[start of GIVEN DATA]

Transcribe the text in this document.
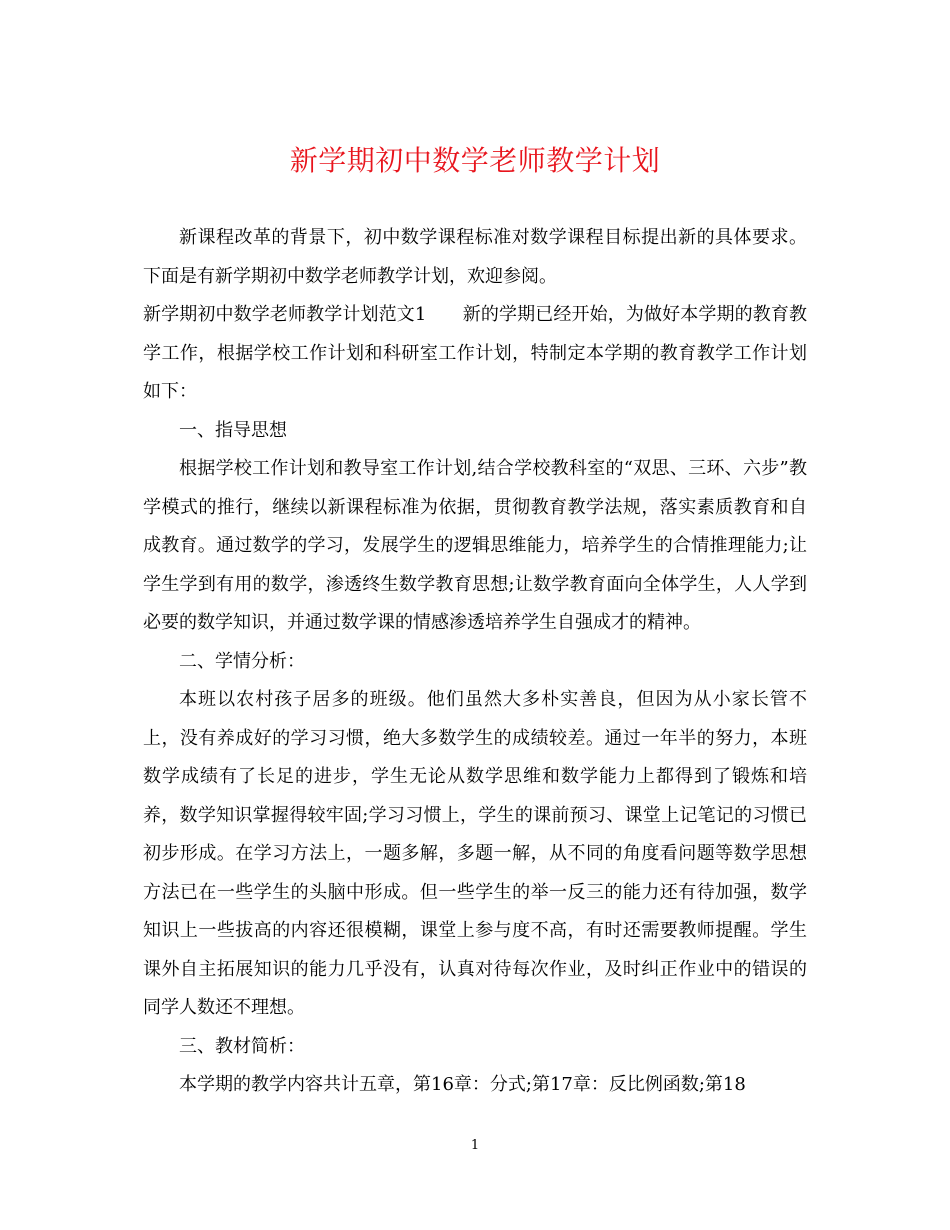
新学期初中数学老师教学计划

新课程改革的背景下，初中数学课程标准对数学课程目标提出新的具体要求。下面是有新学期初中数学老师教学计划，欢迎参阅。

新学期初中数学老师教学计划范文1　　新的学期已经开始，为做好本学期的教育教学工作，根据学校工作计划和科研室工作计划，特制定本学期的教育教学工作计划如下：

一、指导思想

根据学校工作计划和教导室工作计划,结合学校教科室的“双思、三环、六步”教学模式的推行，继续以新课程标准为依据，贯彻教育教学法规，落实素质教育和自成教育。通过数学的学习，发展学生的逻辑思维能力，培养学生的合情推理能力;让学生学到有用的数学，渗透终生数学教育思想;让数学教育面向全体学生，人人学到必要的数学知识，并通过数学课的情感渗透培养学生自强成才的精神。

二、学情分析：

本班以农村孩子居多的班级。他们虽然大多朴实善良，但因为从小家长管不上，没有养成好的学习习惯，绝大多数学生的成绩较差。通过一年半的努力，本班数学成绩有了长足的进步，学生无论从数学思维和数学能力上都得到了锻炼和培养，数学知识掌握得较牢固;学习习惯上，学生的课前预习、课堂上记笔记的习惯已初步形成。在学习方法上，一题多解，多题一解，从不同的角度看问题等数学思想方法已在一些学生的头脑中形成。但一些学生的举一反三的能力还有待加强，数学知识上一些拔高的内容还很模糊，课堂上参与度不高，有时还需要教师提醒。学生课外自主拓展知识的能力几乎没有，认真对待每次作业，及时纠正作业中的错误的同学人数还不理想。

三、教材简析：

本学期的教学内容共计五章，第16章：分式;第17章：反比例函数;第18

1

[end of GIVEN DATA]

**EXERCISE TASK**
Pictures are to be left out; all else in the entries above is to be quoted exactly.

**OUTPUT BELOW**
Transcribe the text in this document.
新学期初中数学老师教学计划

新课程改革的背景下，初中数学课程标准对数学课程目标提出新的具体要求。下面是有新学期初中数学老师教学计划，欢迎参阅。

新学期初中数学老师教学计划范文1　　新的学期已经开始，为做好本学期的教育教学工作，根据学校工作计划和科研室工作计划，特制定本学期的教育教学工作计划如下：

一、指导思想

根据学校工作计划和教导室工作计划,结合学校教科室的“双思、三环、六步”教学模式的推行，继续以新课程标准为依据，贯彻教育教学法规，落实素质教育和自成教育。通过数学的学习，发展学生的逻辑思维能力，培养学生的合情推理能力;让学生学到有用的数学，渗透终生数学教育思想;让数学教育面向全体学生，人人学到必要的数学知识，并通过数学课的情感渗透培养学生自强成才的精神。

二、学情分析：

本班以农村孩子居多的班级。他们虽然大多朴实善良，但因为从小家长管不上，没有养成好的学习习惯，绝大多数学生的成绩较差。通过一年半的努力，本班数学成绩有了长足的进步，学生无论从数学思维和数学能力上都得到了锻炼和培养，数学知识掌握得较牢固;学习习惯上，学生的课前预习、课堂上记笔记的习惯已初步形成。在学习方法上，一题多解，多题一解，从不同的角度看问题等数学思想方法已在一些学生的头脑中形成。但一些学生的举一反三的能力还有待加强，数学知识上一些拔高的内容还很模糊，课堂上参与度不高，有时还需要教师提醒。学生课外自主拓展知识的能力几乎没有，认真对待每次作业，及时纠正作业中的错误的同学人数还不理想。

三、教材简析：

本学期的教学内容共计五章，第16章：分式;第17章：反比例函数;第18

1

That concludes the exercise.